__THE PROBLEM__
From the data that follows, copy every line holding the string "прочитайте".

__Saved data entries__
========================================================================
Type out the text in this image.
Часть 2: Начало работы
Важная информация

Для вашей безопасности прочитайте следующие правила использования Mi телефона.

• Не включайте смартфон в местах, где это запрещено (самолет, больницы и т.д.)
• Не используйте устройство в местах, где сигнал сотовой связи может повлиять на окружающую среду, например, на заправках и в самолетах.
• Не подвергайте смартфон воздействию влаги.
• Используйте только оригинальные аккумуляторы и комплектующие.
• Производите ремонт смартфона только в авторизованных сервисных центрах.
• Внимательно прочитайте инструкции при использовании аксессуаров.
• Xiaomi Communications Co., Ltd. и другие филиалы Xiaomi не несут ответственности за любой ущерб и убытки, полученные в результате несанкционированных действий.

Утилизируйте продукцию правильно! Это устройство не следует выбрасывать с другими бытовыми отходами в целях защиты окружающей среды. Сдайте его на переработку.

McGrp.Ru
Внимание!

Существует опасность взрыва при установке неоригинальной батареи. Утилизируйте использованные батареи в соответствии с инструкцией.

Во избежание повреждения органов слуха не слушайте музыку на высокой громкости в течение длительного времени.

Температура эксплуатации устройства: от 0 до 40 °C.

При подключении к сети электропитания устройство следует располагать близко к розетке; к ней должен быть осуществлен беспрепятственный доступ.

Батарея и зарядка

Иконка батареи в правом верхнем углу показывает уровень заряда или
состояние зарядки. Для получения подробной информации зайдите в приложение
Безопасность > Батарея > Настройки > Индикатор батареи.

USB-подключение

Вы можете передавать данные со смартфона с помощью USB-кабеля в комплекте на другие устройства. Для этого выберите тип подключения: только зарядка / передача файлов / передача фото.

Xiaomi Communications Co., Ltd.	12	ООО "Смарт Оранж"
========================================================================
__FULL ANSWER__
Для вашей безопасности прочитайте следующие правила использования Mi телефона.
• Внимательно прочитайте инструкции при использовании аксессуаров.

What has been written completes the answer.